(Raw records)
________________________

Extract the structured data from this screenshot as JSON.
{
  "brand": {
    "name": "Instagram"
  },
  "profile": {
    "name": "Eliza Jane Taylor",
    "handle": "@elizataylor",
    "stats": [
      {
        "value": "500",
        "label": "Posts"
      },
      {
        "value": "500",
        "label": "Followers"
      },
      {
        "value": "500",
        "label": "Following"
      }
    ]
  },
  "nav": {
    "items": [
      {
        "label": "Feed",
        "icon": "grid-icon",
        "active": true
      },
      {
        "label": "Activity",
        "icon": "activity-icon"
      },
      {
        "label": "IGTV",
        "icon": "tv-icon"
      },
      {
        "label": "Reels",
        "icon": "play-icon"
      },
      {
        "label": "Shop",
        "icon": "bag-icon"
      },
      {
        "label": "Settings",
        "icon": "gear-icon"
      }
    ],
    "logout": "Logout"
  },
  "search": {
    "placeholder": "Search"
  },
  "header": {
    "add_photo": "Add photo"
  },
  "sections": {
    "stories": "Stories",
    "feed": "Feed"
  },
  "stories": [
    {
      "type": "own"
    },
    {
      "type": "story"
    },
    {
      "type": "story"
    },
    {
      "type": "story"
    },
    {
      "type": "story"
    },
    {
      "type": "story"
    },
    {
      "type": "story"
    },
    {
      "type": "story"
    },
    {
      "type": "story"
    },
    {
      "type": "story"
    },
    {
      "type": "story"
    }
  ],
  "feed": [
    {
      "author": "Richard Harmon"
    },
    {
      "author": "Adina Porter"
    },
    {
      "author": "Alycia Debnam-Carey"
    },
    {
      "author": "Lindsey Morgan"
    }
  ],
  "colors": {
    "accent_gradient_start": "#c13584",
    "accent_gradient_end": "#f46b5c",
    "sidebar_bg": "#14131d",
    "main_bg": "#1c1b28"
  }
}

________________________

[Challenge] Show every line of the listing in which the string "name" can be found.

[Answer to the task]
    "name": "Instagram"
    "name": "Eliza Jane Taylor",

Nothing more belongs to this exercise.